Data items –
+++
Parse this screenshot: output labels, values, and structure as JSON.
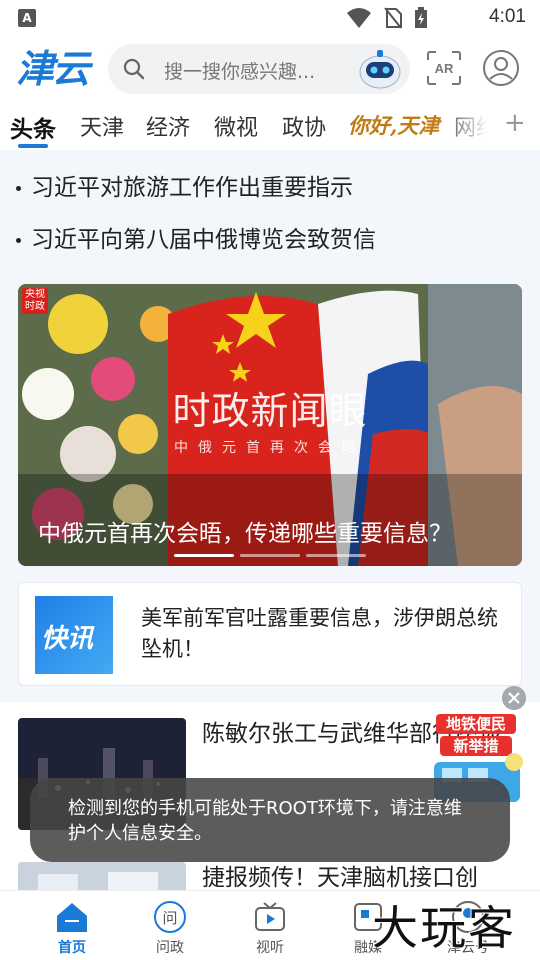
{
  "status_bar": {
    "time": "4:01",
    "left_badge": "A",
    "icons": [
      "wifi-icon",
      "no-sim-icon",
      "battery-charging-icon"
    ]
  },
  "header": {
    "logo_text": "津云",
    "search_placeholder": "搜一搜你感兴趣...",
    "ar_label": "AR"
  },
  "tabs": [
    {
      "label": "头条",
      "active": true
    },
    {
      "label": "天津"
    },
    {
      "label": "经济"
    },
    {
      "label": "微视"
    },
    {
      "label": "政协"
    },
    {
      "label": "你好,天津"
    },
    {
      "label": "网络"
    }
  ],
  "top_news": [
    "习近平对旅游工作作出重要指示",
    "习近平向第八届中俄博览会致贺信"
  ],
  "banner": {
    "corner_tag": "央视\n时政",
    "overlay_title": "时政新闻眼",
    "overlay_subtitle": "中俄元首再次会晤",
    "caption": "中俄元首再次会晤，传递哪些重要信息？",
    "slide_count": 3,
    "active_slide": 1
  },
  "flash_card": {
    "logo_text": "快讯",
    "text": "美军前军官吐露重要信息，涉伊朗总统坠机！"
  },
  "news": [
    {
      "title": "陈敏尔张工与武维华部行座谈"
    },
    {
      "title": "捷报频传！天津脑机接口创"
    }
  ],
  "ad_float": {
    "line1": "地铁便民",
    "line2": "新举措"
  },
  "toast": "检测到您的手机可能处于ROOT环境下，请注意维护个人信息安全。",
  "bottom_nav": [
    {
      "label": "首页",
      "icon": "home-icon",
      "active": true
    },
    {
      "label": "问政",
      "icon": "ask-icon"
    },
    {
      "label": "视听",
      "icon": "tv-icon"
    },
    {
      "label": "融媒",
      "icon": "media-icon"
    },
    {
      "label": "津云号",
      "icon": "account-icon"
    }
  ],
  "watermark": "大玩客",
  "colors": {
    "accent": "#1a7ad6",
    "toast_bg": "#464646"
  }
}
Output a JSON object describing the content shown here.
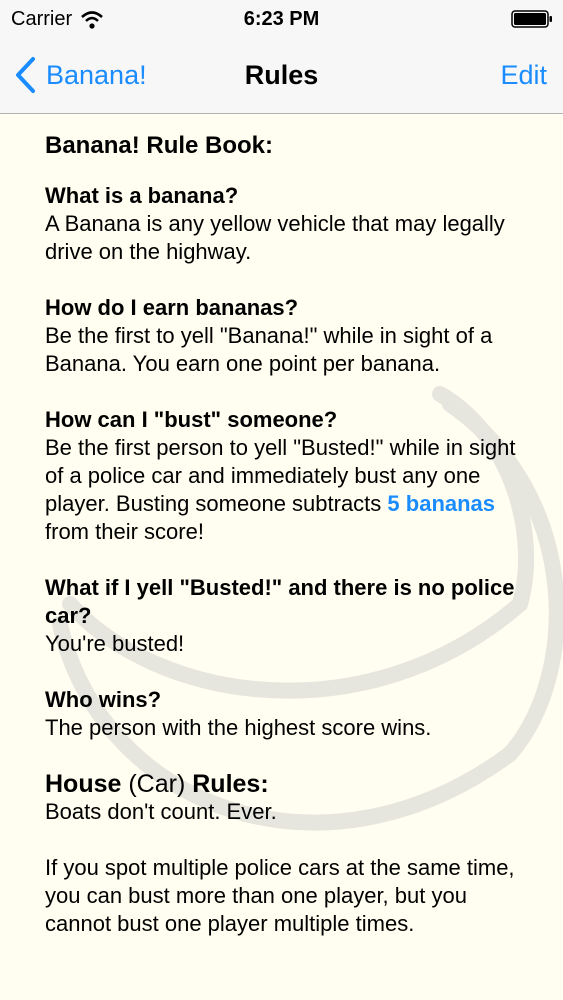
{
  "status_bar": {
    "carrier": "Carrier",
    "time": "6:23 PM"
  },
  "nav": {
    "back_label": "Banana!",
    "title": "Rules",
    "edit_label": "Edit"
  },
  "rules": {
    "book_title": "Banana! Rule Book:",
    "sections": [
      {
        "q": "What is a banana?",
        "a": "A Banana is any yellow vehicle that may legally drive on the highway."
      },
      {
        "q": "How do I earn bananas?",
        "a": "Be the first to yell \"Banana!\" while in sight of a Banana. You earn one point per banana."
      },
      {
        "q": "How can I \"bust\" someone?",
        "a_pre": "Be the first person to yell \"Busted!\" while in sight of a police car and immediately bust any one player. Busting someone subtracts",
        "a_link": "5 bananas",
        "a_post": "from their score!"
      },
      {
        "q": "What if I yell \"Busted!\" and there is no police car?",
        "a": "You're busted!"
      },
      {
        "q": "Who wins?",
        "a": "The person with the highest score wins."
      }
    ],
    "house": {
      "h1": "House",
      "h2": "(Car)",
      "h3": "Rules:",
      "p1": "Boats don't count. Ever.",
      "p2": "If you spot multiple police cars at the same time, you can bust more than one player, but you cannot bust one player multiple times."
    }
  },
  "colors": {
    "accent": "#1a8cff",
    "background": "#fffef0",
    "bar": "#f7f7f7"
  }
}
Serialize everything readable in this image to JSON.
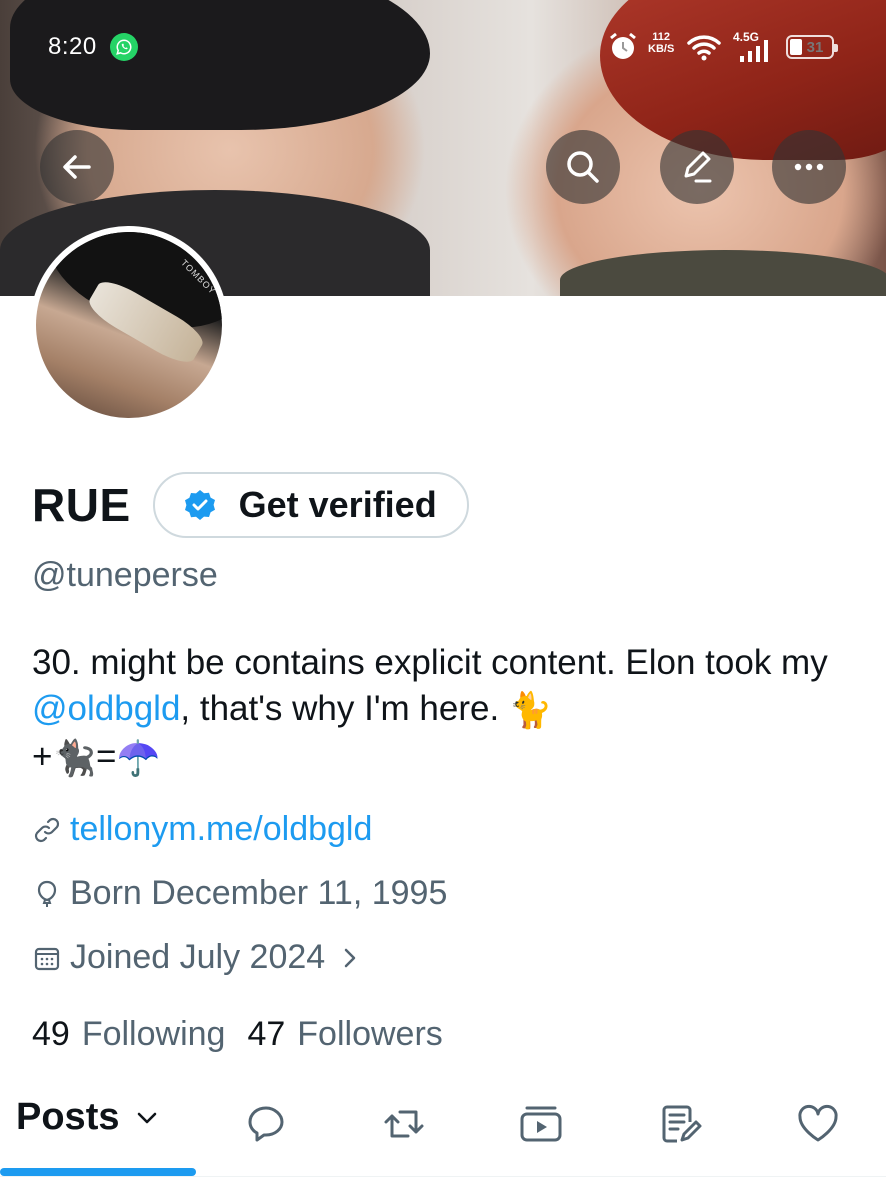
{
  "status_bar": {
    "time": "8:20",
    "speed_value": "112",
    "speed_unit": "KB/S",
    "network": "4.5G",
    "battery": "31"
  },
  "header": {
    "icons": [
      "arrow-left-icon",
      "search-icon",
      "edit-icon",
      "more-icon"
    ]
  },
  "profile": {
    "avatar_text": "TOMBOY",
    "display_name": "RUE",
    "verify_label": "Get verified",
    "handle": "@tuneperse",
    "bio_part1": "30. might be contains explicit content. Elon took my ",
    "bio_mention": "@oldbgld",
    "bio_part2": ", that's why I'm here. ",
    "bio_emoji1": "🐈",
    "bio_plus": "+",
    "bio_emoji2": "🐈‍⬛",
    "bio_equals": "=",
    "bio_emoji3": "☂️",
    "link": "tellonym.me/oldbgld",
    "born": "Born December 11, 1995",
    "joined": "Joined July 2024",
    "following_count": "49",
    "following_label": "Following",
    "followers_count": "47",
    "followers_label": "Followers"
  },
  "tabs": {
    "posts_label": "Posts",
    "icons": [
      "reply-icon",
      "repost-icon",
      "media-icon",
      "articles-icon",
      "like-icon"
    ]
  },
  "colors": {
    "accent": "#1d9bf0",
    "secondary_text": "#536471",
    "primary_text": "#0f1419"
  }
}
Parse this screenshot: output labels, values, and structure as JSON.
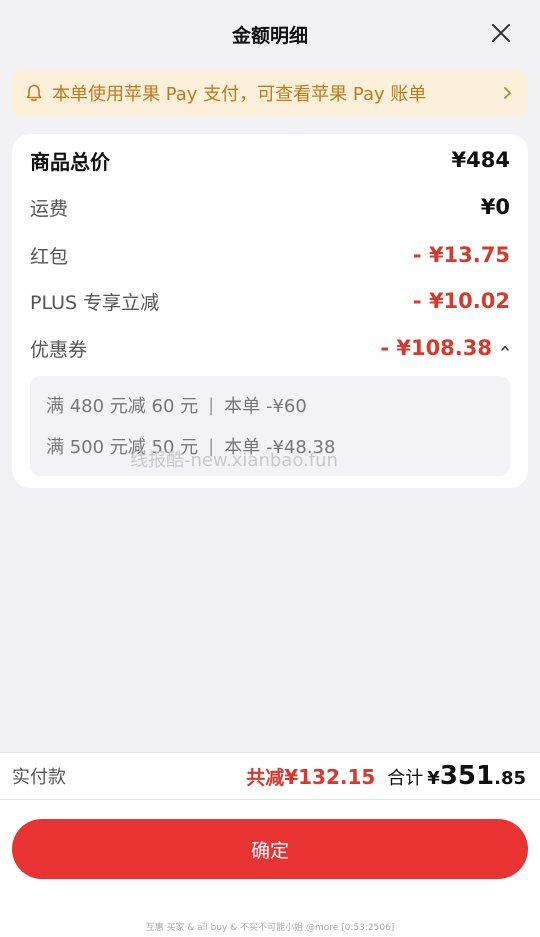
{
  "header": {
    "title": "金额明细"
  },
  "notice": {
    "text": "本单使用苹果 Pay 支付，可查看苹果 Pay 账单"
  },
  "breakdown": {
    "total": {
      "label": "商品总价",
      "value": "¥484"
    },
    "shipping": {
      "label": "运费",
      "value": "¥0"
    },
    "red_packet": {
      "label": "红包",
      "value": "- ¥13.75"
    },
    "plus": {
      "label": "PLUS 专享立减",
      "value": "- ¥10.02"
    },
    "coupon": {
      "label": "优惠券",
      "value": "- ¥108.38"
    }
  },
  "coupons": [
    {
      "rule": "满 480 元减 60 元",
      "sep": "|",
      "detail": "本单 -¥60"
    },
    {
      "rule": "满 500 元减 50 元",
      "sep": "|",
      "detail": "本单 -¥48.38"
    }
  ],
  "watermark": "线报酷-new.xianbao.fun",
  "pay_bar": {
    "label": "实付款",
    "saved_label": "共减",
    "saved_amount": "¥132.15",
    "sum_label": "合计",
    "sum_currency": "¥",
    "sum_int": "351",
    "sum_dec": ".85"
  },
  "confirm_label": "确定",
  "footer_note": "互惠 买家 & all buy & 不买不可能小姐 @more [0:53:2506]",
  "colors": {
    "accent": "#e93232",
    "discount": "#d9382c",
    "notice_bg": "#fdf0da",
    "notice_text": "#c07a1a"
  }
}
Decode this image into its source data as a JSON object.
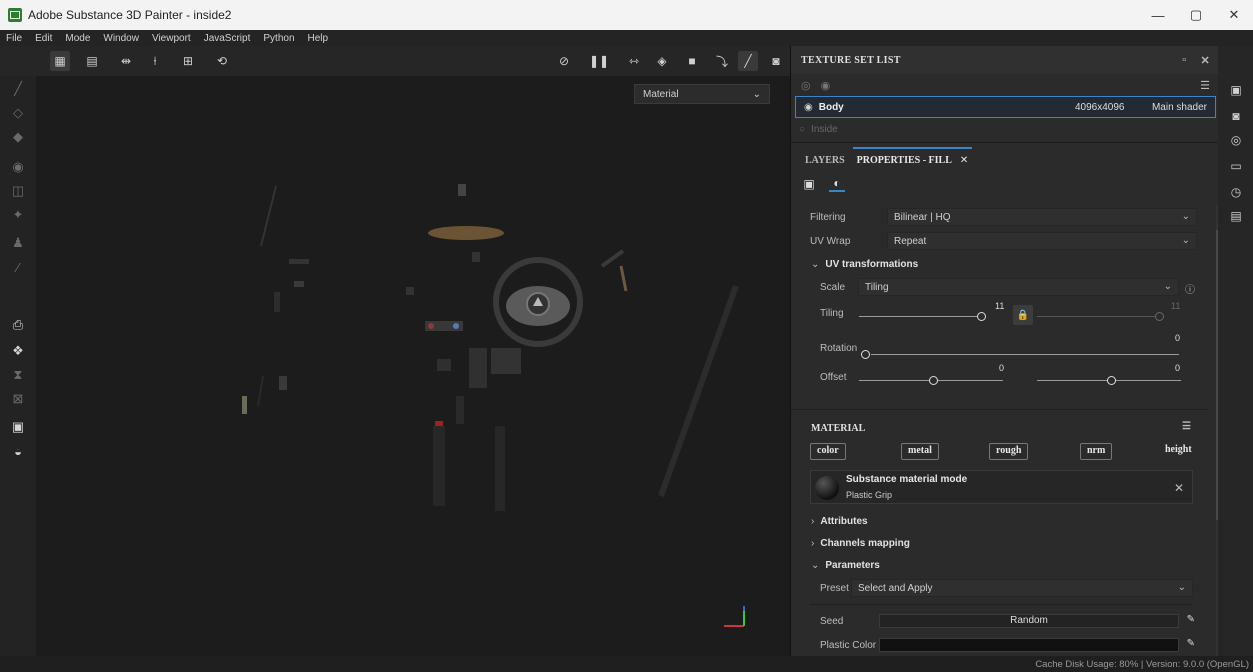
{
  "window": {
    "title": "Adobe Substance 3D Painter - inside2",
    "controls": [
      "—",
      "▢",
      "✕"
    ]
  },
  "menu": [
    "File",
    "Edit",
    "Mode",
    "Window",
    "Viewport",
    "JavaScript",
    "Python",
    "Help"
  ],
  "viewport": {
    "material_select": "Material"
  },
  "texture_set_list": {
    "title": "TEXTURE SET LIST",
    "rows": [
      {
        "name": "Body",
        "size": "4096x4096",
        "shader": "Main shader",
        "selected": true
      },
      {
        "name": "Inside",
        "size": "",
        "shader": "",
        "selected": false
      }
    ]
  },
  "tabs": {
    "layers": "LAYERS",
    "properties": "PROPERTIES - FILL",
    "close": "✕"
  },
  "properties": {
    "filtering_label": "Filtering",
    "filtering_value": "Bilinear | HQ",
    "uvwrap_label": "UV Wrap",
    "uvwrap_value": "Repeat",
    "uv_section": "UV transformations",
    "scale_label": "Scale",
    "scale_value": "Tiling",
    "tiling_label": "Tiling",
    "tiling_value": "11",
    "tiling_value2": "11",
    "rotation_label": "Rotation",
    "rotation_value": "0",
    "offset_label": "Offset",
    "offset_value_u": "0",
    "offset_value_v": "0"
  },
  "material": {
    "title": "MATERIAL",
    "channels": [
      "color",
      "metal",
      "rough",
      "nrm",
      "height"
    ],
    "mode_title": "Substance material mode",
    "mode_subtitle": "Plastic Grip",
    "sections": {
      "attributes": "Attributes",
      "channels_mapping": "Channels mapping",
      "parameters": "Parameters"
    },
    "preset_label": "Preset",
    "preset_value": "Select and Apply",
    "seed_label": "Seed",
    "seed_value": "Random",
    "plastic_color_label": "Plastic Color"
  },
  "status": "Cache Disk Usage:  80% | Version: 9.0.0 (OpenGL)"
}
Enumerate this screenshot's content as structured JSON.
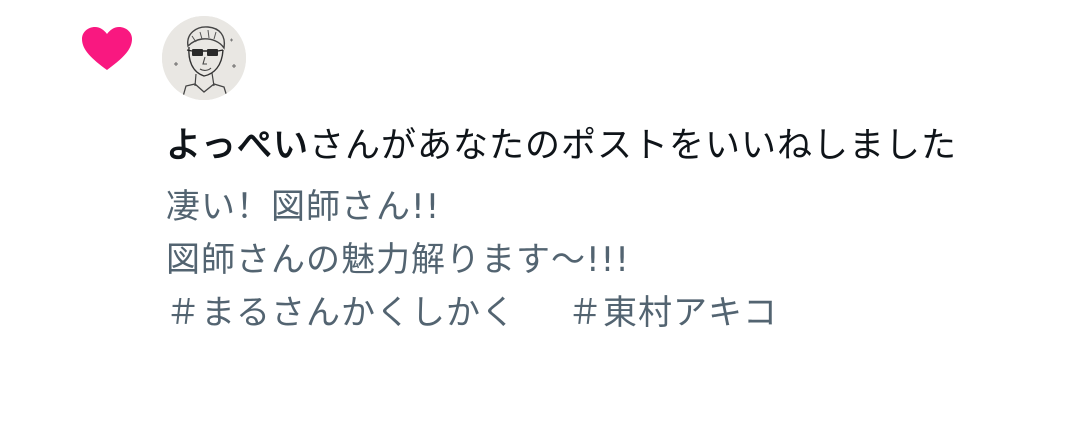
{
  "notification": {
    "type_icon": "heart-icon",
    "accent_color": "#f91880",
    "avatar_icon": "user-avatar-sketch",
    "user_name": "よっぺい",
    "action_text": "さんがあなたのポストをいいねしました",
    "post": {
      "lines": [
        "凄い！図師さん!!",
        "図師さんの魅力解ります〜!!!"
      ],
      "hashtags": [
        "＃まるさんかくしかく",
        "＃東村アキコ"
      ]
    }
  }
}
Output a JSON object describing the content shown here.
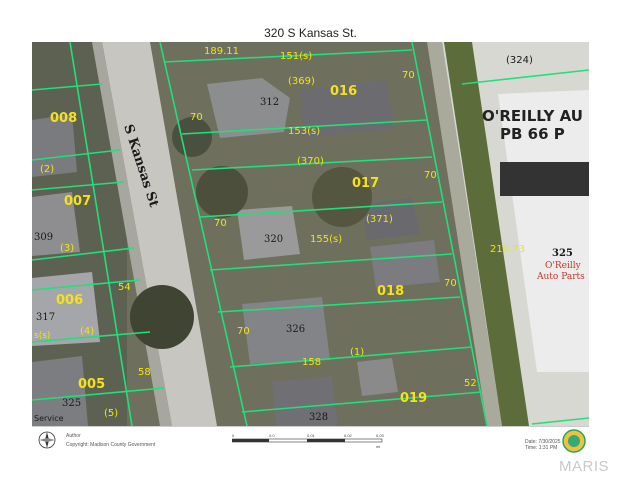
{
  "title": "320 S Kansas St.",
  "street_label": "S Kansas St",
  "house_numbers": [
    "312",
    "320",
    "326",
    "328",
    "309",
    "317",
    "325",
    "325"
  ],
  "parcel_ids": [
    "016",
    "017",
    "018",
    "019",
    "008",
    "007",
    "006",
    "005"
  ],
  "parcel_refs": [
    "(369)",
    "(370)",
    "(371)",
    "(1)",
    "(2)",
    "(3)",
    "(4)",
    "(5)",
    "(324)"
  ],
  "dimensions": [
    "189.11",
    "151(s)",
    "153(s)",
    "155(s)",
    "158",
    "70",
    "70",
    "70",
    "70",
    "54",
    "58",
    "52",
    "210.73",
    "70",
    "70"
  ],
  "business": {
    "sign": "O'REILLY AU",
    "plat": "PB 66 P",
    "number": "325",
    "name_line1": "O'Reilly",
    "name_line2": "Auto Parts"
  },
  "partial_labels": {
    "service": "Service",
    "small_a": "s(s)",
    "small_b": "(5)"
  },
  "footer": {
    "author_label": "Author",
    "copyright": "Copyright: Madison County Government",
    "scale_ticks": [
      "0",
      "0.0",
      "0.01",
      "0.02",
      "0.03"
    ],
    "scale_unit": "mi",
    "date": "Date: 7/30/2025",
    "time": "Time: 1:31 PM"
  },
  "brand": "MARIS",
  "colors": {
    "parcel_line": "#1fe07a",
    "parcel_id": "#f5e21a",
    "dimension": "#f2e60a",
    "street": "#c9c9c9",
    "building_roof": "#8f8f8f"
  }
}
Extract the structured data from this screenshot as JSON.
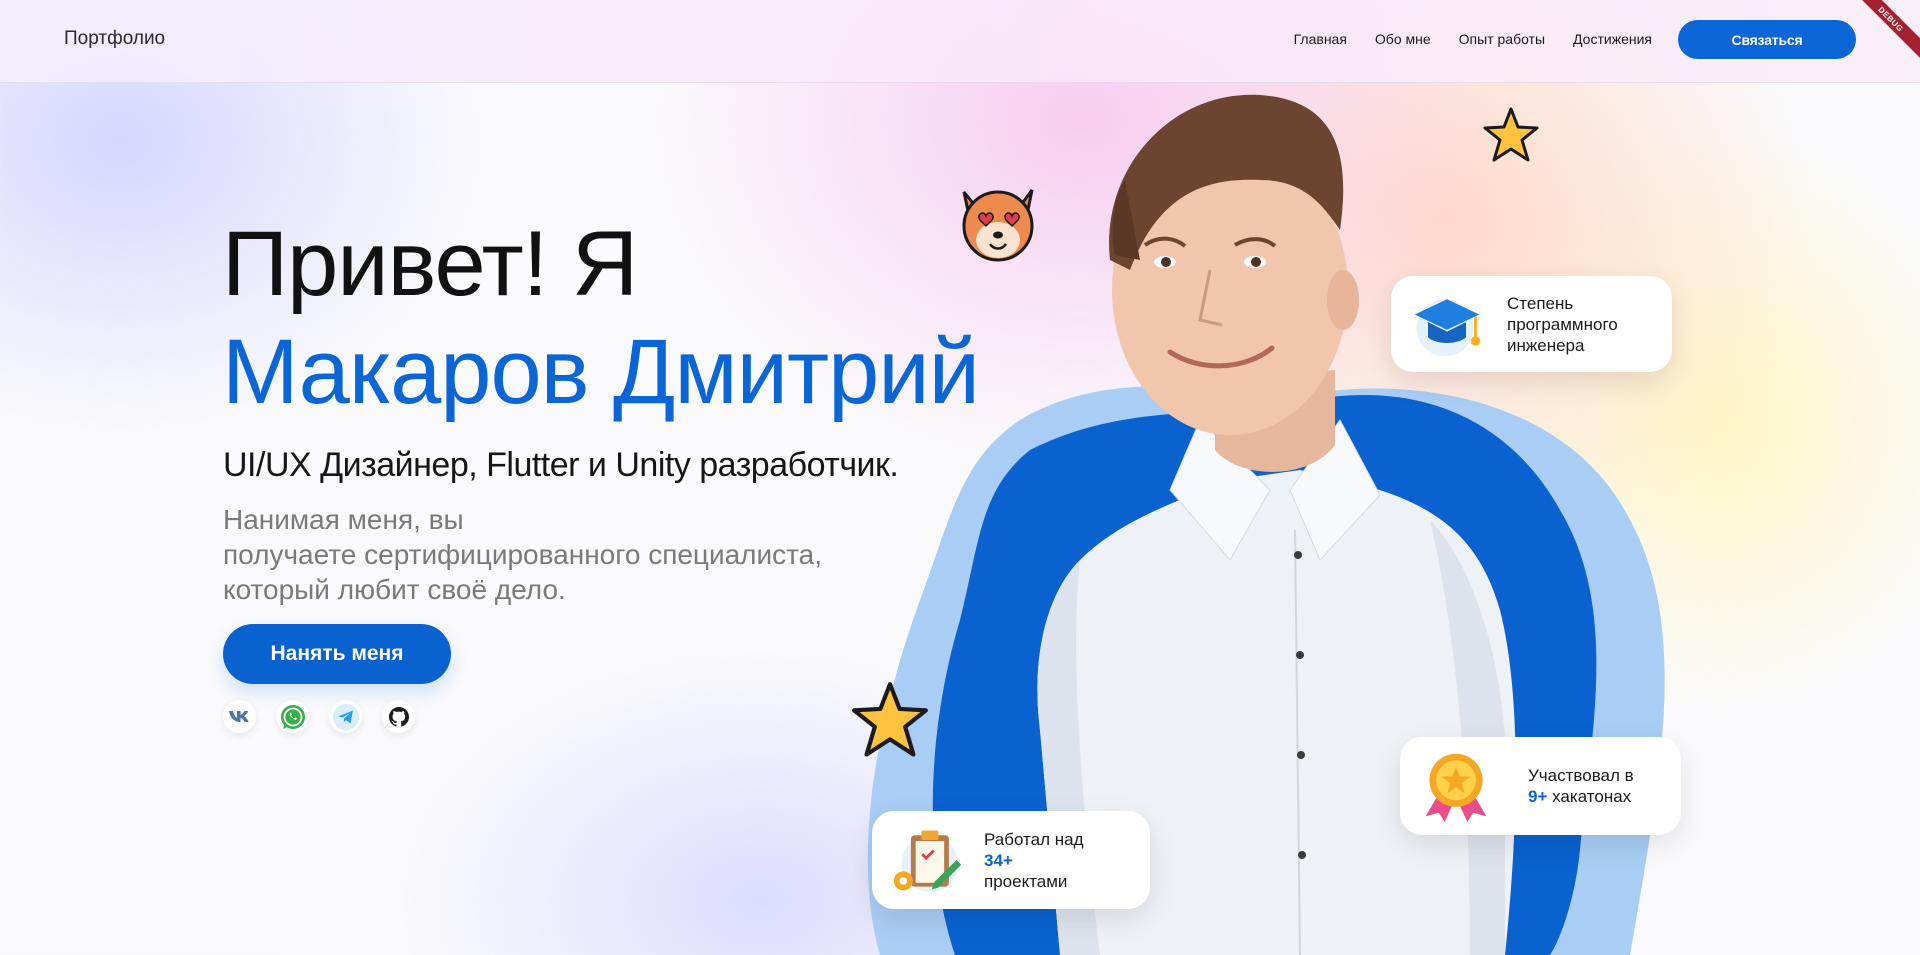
+++
Copy every line of the listing that includes the string "more".

      "p2": "If you spot multiple police cars at the same time, you can bust more than one player, but you cannot bust one player multiple times."
      "more-icon"
  "footer_note": "互惠 买家 & all buy & 不买不可能小姐 @more [0:53:2506]",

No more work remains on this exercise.